EXERCISE DIRECTIONS >>
Below you will find a set of lines. Repeat them all exactly.
━━━━━ ENTRIES ━━━━━
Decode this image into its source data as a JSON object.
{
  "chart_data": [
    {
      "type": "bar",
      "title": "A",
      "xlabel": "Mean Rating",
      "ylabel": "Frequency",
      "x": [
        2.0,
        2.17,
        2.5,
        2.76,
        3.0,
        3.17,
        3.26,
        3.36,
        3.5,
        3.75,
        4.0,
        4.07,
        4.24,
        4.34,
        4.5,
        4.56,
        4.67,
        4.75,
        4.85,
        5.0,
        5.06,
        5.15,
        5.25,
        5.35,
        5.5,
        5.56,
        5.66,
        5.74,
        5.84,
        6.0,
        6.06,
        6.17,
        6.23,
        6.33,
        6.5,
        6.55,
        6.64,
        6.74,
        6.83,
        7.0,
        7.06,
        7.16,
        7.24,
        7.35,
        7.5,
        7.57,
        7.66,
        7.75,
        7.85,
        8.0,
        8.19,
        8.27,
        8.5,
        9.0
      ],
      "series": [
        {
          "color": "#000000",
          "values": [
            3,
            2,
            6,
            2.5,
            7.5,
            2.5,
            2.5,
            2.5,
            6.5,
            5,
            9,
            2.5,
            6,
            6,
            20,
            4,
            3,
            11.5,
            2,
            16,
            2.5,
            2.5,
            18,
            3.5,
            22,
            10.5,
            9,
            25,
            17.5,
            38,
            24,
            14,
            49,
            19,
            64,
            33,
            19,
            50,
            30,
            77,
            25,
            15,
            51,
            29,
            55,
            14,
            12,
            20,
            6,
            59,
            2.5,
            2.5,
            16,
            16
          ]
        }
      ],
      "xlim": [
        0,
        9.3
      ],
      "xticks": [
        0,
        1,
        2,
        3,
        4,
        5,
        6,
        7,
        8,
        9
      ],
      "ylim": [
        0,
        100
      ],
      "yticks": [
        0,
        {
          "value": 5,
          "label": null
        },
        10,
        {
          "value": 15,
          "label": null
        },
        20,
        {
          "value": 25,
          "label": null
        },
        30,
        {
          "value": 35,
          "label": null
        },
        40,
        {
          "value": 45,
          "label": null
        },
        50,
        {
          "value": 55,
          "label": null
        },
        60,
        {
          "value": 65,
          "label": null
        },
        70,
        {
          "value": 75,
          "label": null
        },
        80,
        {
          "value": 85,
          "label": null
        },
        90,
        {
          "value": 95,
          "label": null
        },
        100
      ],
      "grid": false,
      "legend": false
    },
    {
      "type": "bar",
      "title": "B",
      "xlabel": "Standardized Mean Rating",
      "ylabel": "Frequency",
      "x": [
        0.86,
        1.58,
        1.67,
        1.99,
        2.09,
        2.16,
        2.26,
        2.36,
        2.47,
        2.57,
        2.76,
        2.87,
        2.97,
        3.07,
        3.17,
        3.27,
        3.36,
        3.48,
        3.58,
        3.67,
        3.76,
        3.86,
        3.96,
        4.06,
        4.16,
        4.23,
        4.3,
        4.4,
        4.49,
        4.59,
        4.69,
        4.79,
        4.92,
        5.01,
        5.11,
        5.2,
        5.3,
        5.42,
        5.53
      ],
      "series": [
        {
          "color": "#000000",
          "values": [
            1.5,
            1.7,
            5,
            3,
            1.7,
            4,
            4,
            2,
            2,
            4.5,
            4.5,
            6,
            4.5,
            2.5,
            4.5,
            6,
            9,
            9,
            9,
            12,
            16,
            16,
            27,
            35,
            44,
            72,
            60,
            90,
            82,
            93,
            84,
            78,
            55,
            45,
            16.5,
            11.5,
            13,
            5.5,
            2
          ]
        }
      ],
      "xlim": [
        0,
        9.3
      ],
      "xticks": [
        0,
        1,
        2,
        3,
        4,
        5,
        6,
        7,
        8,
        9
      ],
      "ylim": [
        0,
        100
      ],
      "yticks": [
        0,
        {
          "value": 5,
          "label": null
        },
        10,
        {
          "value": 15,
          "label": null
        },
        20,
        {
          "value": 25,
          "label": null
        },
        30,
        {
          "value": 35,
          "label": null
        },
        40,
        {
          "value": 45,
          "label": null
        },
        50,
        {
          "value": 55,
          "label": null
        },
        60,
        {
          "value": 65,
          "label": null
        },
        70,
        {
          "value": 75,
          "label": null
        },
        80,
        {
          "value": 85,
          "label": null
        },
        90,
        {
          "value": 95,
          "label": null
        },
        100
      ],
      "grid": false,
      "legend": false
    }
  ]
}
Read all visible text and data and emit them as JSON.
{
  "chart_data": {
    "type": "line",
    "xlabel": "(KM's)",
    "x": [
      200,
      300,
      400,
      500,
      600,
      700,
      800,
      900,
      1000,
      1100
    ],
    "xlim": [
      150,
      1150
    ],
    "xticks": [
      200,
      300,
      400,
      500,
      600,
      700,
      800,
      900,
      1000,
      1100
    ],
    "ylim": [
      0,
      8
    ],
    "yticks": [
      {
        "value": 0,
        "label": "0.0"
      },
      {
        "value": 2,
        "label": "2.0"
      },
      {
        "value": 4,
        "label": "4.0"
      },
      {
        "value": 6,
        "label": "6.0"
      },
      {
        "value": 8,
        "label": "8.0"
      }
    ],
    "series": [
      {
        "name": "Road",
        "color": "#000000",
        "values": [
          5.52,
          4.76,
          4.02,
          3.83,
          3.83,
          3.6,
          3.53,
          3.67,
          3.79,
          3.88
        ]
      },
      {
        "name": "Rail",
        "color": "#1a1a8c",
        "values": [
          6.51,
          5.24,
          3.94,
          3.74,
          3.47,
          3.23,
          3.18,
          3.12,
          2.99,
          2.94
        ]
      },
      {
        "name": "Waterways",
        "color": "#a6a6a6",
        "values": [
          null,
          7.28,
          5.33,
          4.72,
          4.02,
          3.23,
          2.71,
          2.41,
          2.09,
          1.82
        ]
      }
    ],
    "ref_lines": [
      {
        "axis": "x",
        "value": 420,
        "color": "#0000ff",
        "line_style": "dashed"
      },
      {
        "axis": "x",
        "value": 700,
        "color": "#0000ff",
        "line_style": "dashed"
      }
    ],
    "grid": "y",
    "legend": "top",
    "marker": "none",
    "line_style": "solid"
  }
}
━━━━━
EXPECTED ANSWER >>
Decode this image into its source data as a JSON object.
{
  "chart_data": [
    {
      "type": "bar",
      "title": "A",
      "xlabel": "Mean Rating",
      "ylabel": "Frequency",
      "x": [
        2.0,
        2.17,
        2.5,
        2.76,
        3.0,
        3.17,
        3.26,
        3.36,
        3.5,
        3.75,
        4.0,
        4.07,
        4.24,
        4.34,
        4.5,
        4.56,
        4.67,
        4.75,
        4.85,
        5.0,
        5.06,
        5.15,
        5.25,
        5.35,
        5.5,
        5.56,
        5.66,
        5.74,
        5.84,
        6.0,
        6.06,
        6.17,
        6.23,
        6.33,
        6.5,
        6.55,
        6.64,
        6.74,
        6.83,
        7.0,
        7.06,
        7.16,
        7.24,
        7.35,
        7.5,
        7.57,
        7.66,
        7.75,
        7.85,
        8.0,
        8.19,
        8.27,
        8.5,
        9.0
      ],
      "series": [
        {
          "color": "#000000",
          "values": [
            3,
            2,
            6,
            2.5,
            7.5,
            2.5,
            2.5,
            2.5,
            6.5,
            5,
            9,
            2.5,
            6,
            6,
            20,
            4,
            3,
            11.5,
            2,
            16,
            2.5,
            2.5,
            18,
            3.5,
            22,
            10.5,
            9,
            25,
            17.5,
            38,
            24,
            14,
            49,
            19,
            64,
            33,
            19,
            50,
            30,
            77,
            25,
            15,
            51,
            29,
            55,
            14,
            12,
            20,
            6,
            59,
            2.5,
            2.5,
            16,
            16
          ]
        }
      ],
      "xlim": [
        0,
        9.3
      ],
      "xticks": [
        0,
        1,
        2,
        3,
        4,
        5,
        6,
        7,
        8,
        9
      ],
      "ylim": [
        0,
        100
      ],
      "yticks": [
        0,
        {
          "value": 5,
          "label": null
        },
        10,
        {
          "value": 15,
          "label": null
        },
        20,
        {
          "value": 25,
          "label": null
        },
        30,
        {
          "value": 35,
          "label": null
        },
        40,
        {
          "value": 45,
          "label": null
        },
        50,
        {
          "value": 55,
          "label": null
        },
        60,
        {
          "value": 65,
          "label": null
        },
        70,
        {
          "value": 75,
          "label": null
        },
        80,
        {
          "value": 85,
          "label": null
        },
        90,
        {
          "value": 95,
          "label": null
        },
        100
      ],
      "grid": false,
      "legend": false
    },
    {
      "type": "bar",
      "title": "B",
      "xlabel": "Standardized Mean Rating",
      "ylabel": "Frequency",
      "x": [
        0.86,
        1.58,
        1.67,
        1.99,
        2.09,
        2.16,
        2.26,
        2.36,
        2.47,
        2.57,
        2.76,
        2.87,
        2.97,
        3.07,
        3.17,
        3.27,
        3.36,
        3.48,
        3.58,
        3.67,
        3.76,
        3.86,
        3.96,
        4.06,
        4.16,
        4.23,
        4.3,
        4.4,
        4.49,
        4.59,
        4.69,
        4.79,
        4.92,
        5.01,
        5.11,
        5.2,
        5.3,
        5.42,
        5.53
      ],
      "series": [
        {
          "color": "#000000",
          "values": [
            1.5,
            1.7,
            5,
            3,
            1.7,
            4,
            4,
            2,
            2,
            4.5,
            4.5,
            6,
            4.5,
            2.5,
            4.5,
            6,
            9,
            9,
            9,
            12,
            16,
            16,
            27,
            35,
            44,
            72,
            60,
            90,
            82,
            93,
            84,
            78,
            55,
            45,
            16.5,
            11.5,
            13,
            5.5,
            2
          ]
        }
      ],
      "xlim": [
        0,
        9.3
      ],
      "xticks": [
        0,
        1,
        2,
        3,
        4,
        5,
        6,
        7,
        8,
        9
      ],
      "ylim": [
        0,
        100
      ],
      "yticks": [
        0,
        {
          "value": 5,
          "label": null
        },
        10,
        {
          "value": 15,
          "label": null
        },
        20,
        {
          "value": 25,
          "label": null
        },
        30,
        {
          "value": 35,
          "label": null
        },
        40,
        {
          "value": 45,
          "label": null
        },
        50,
        {
          "value": 55,
          "label": null
        },
        60,
        {
          "value": 65,
          "label": null
        },
        70,
        {
          "value": 75,
          "label": null
        },
        80,
        {
          "value": 85,
          "label": null
        },
        90,
        {
          "value": 95,
          "label": null
        },
        100
      ],
      "grid": false,
      "legend": false
    }
  ]
}
Read all visible text and data and emit them as JSON.
{
  "chart_data": {
    "type": "line",
    "xlabel": "(KM's)",
    "x": [
      200,
      300,
      400,
      500,
      600,
      700,
      800,
      900,
      1000,
      1100
    ],
    "xlim": [
      150,
      1150
    ],
    "xticks": [
      200,
      300,
      400,
      500,
      600,
      700,
      800,
      900,
      1000,
      1100
    ],
    "ylim": [
      0,
      8
    ],
    "yticks": [
      {
        "value": 0,
        "label": "0.0"
      },
      {
        "value": 2,
        "label": "2.0"
      },
      {
        "value": 4,
        "label": "4.0"
      },
      {
        "value": 6,
        "label": "6.0"
      },
      {
        "value": 8,
        "label": "8.0"
      }
    ],
    "series": [
      {
        "name": "Road",
        "color": "#000000",
        "values": [
          5.52,
          4.76,
          4.02,
          3.83,
          3.83,
          3.6,
          3.53,
          3.67,
          3.79,
          3.88
        ]
      },
      {
        "name": "Rail",
        "color": "#1a1a8c",
        "values": [
          6.51,
          5.24,
          3.94,
          3.74,
          3.47,
          3.23,
          3.18,
          3.12,
          2.99,
          2.94
        ]
      },
      {
        "name": "Waterways",
        "color": "#a6a6a6",
        "values": [
          null,
          7.28,
          5.33,
          4.72,
          4.02,
          3.23,
          2.71,
          2.41,
          2.09,
          1.82
        ]
      }
    ],
    "ref_lines": [
      {
        "axis": "x",
        "value": 420,
        "color": "#0000ff",
        "line_style": "dashed"
      },
      {
        "axis": "x",
        "value": 700,
        "color": "#0000ff",
        "line_style": "dashed"
      }
    ],
    "grid": "y",
    "legend": "top",
    "marker": "none",
    "line_style": "solid"
  }
}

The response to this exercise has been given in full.